Saved entries:
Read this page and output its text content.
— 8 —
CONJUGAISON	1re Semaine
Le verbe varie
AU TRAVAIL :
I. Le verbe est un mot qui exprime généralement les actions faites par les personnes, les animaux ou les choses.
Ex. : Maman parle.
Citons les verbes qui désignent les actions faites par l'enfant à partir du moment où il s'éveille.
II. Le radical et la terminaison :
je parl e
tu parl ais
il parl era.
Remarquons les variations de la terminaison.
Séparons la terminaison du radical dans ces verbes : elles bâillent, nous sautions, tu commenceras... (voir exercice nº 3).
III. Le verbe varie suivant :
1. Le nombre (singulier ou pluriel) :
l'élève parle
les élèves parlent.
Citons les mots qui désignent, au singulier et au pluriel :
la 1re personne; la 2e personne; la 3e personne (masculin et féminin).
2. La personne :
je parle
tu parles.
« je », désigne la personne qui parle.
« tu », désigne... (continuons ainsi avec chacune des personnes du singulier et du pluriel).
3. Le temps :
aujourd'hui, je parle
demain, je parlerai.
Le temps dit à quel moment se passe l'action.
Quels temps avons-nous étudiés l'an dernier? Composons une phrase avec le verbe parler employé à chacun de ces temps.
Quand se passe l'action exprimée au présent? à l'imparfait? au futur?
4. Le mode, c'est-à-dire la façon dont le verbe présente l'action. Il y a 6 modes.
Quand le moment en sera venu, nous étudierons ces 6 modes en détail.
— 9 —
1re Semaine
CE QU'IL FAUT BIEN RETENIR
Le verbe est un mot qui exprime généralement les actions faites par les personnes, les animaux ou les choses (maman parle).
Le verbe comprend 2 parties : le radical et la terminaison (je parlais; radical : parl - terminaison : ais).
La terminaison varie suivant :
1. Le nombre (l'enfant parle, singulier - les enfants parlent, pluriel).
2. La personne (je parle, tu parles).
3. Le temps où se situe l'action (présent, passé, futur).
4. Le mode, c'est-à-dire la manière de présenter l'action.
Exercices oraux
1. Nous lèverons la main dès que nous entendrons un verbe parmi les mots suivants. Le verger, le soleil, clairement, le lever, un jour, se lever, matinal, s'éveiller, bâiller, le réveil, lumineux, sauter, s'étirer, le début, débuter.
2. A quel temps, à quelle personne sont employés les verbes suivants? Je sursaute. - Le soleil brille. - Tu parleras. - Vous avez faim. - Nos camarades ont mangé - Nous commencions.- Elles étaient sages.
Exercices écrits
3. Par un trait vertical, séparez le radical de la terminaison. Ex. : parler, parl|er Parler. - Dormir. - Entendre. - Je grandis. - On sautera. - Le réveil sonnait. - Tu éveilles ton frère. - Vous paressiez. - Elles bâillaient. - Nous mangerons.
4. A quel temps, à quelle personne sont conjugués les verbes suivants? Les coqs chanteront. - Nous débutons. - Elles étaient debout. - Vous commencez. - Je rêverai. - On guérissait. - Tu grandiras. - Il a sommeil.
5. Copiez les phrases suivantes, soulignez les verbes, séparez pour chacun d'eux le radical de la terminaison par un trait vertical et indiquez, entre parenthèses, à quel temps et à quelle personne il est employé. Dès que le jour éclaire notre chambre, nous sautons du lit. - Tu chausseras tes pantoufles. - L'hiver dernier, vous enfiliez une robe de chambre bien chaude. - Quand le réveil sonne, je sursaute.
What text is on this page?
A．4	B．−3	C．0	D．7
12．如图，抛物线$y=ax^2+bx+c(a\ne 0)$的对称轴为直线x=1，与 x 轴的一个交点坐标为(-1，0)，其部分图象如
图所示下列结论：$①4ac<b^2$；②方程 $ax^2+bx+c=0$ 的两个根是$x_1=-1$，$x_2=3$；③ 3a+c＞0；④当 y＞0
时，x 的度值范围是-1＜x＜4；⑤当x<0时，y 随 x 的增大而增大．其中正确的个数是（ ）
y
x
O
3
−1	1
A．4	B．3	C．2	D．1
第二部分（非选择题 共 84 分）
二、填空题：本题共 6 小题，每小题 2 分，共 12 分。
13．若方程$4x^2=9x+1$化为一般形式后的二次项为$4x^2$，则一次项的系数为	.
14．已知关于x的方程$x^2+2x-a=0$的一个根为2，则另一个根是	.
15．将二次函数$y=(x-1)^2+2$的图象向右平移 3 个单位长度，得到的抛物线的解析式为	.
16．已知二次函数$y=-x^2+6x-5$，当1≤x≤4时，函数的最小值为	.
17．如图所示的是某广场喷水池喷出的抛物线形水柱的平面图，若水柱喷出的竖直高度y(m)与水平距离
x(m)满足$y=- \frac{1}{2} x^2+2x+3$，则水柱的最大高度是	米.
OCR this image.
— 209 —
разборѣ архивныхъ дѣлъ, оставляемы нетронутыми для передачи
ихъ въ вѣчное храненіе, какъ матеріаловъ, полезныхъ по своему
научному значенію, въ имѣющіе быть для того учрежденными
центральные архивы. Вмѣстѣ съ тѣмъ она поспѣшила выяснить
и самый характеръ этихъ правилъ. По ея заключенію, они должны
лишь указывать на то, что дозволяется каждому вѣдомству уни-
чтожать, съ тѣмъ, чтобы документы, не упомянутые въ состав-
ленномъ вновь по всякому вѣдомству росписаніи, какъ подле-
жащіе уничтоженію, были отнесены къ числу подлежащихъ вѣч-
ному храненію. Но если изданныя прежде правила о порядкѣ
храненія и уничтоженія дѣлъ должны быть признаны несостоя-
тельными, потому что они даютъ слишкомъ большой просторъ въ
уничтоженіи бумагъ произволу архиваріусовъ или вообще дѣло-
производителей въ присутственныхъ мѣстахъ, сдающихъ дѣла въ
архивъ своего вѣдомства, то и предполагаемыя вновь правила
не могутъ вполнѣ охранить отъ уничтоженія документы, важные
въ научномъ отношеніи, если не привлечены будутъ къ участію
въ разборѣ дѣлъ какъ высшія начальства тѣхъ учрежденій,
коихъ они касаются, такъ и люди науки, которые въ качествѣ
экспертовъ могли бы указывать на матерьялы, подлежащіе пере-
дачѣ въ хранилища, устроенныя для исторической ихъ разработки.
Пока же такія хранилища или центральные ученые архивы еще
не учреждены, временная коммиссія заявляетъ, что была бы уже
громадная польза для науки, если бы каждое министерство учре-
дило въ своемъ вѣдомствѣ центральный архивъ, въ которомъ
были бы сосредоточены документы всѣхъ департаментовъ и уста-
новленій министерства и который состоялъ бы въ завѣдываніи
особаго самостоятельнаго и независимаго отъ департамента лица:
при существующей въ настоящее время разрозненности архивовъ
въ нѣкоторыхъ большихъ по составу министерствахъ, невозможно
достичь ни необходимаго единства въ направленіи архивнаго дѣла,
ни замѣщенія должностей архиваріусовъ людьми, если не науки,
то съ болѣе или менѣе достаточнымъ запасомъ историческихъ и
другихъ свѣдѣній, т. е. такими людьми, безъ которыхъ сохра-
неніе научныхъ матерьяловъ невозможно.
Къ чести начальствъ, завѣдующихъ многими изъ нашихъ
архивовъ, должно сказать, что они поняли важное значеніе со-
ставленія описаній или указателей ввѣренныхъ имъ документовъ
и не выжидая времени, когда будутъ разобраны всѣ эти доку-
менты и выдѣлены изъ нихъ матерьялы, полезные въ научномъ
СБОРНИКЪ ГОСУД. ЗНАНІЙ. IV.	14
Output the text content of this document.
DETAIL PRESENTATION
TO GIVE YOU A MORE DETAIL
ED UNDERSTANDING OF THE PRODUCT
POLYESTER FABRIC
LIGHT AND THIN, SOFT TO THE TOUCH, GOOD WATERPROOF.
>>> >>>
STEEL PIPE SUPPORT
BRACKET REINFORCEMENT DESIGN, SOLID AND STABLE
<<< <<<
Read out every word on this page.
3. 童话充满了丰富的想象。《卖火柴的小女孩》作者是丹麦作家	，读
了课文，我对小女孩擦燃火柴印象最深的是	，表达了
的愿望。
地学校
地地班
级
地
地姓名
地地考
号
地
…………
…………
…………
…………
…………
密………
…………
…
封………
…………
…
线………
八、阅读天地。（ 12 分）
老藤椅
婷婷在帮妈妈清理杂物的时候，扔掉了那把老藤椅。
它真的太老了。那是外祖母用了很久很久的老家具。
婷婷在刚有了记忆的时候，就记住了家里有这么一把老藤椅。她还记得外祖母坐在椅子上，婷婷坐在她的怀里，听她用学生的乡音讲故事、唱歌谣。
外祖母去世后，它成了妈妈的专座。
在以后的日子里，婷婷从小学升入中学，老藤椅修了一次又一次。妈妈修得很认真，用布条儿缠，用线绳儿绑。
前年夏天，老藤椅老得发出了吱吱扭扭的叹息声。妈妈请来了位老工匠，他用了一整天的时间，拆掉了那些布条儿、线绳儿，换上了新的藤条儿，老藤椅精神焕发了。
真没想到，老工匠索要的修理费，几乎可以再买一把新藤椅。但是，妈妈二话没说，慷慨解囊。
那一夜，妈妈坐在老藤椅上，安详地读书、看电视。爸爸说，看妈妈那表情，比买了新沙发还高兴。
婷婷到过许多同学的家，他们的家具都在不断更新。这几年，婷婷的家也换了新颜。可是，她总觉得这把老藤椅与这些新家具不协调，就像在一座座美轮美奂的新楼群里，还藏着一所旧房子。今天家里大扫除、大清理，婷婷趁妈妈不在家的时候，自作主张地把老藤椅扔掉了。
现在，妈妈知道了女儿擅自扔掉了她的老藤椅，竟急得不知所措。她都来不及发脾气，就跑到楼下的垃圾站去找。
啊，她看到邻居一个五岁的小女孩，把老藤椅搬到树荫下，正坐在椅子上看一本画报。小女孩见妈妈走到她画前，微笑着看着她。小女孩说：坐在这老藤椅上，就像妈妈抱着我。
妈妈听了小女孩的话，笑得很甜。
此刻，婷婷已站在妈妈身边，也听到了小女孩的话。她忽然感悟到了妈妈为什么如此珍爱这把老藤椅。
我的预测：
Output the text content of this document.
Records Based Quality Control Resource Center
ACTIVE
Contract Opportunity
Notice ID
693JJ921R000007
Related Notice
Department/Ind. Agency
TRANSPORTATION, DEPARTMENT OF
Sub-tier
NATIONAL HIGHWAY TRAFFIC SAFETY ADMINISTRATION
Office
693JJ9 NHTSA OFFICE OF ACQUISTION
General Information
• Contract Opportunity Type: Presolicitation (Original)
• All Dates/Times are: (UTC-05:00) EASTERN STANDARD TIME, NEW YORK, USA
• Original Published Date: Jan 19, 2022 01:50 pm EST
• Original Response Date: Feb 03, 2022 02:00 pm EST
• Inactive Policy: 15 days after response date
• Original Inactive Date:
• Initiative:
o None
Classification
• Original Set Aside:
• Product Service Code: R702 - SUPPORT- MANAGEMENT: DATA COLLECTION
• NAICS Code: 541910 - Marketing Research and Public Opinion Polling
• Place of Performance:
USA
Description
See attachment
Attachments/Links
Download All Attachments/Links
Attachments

→ What to do: Supply the count of lines in the entries that contain the word "temps", and nothing besides.

→ Solution for this exercise: 7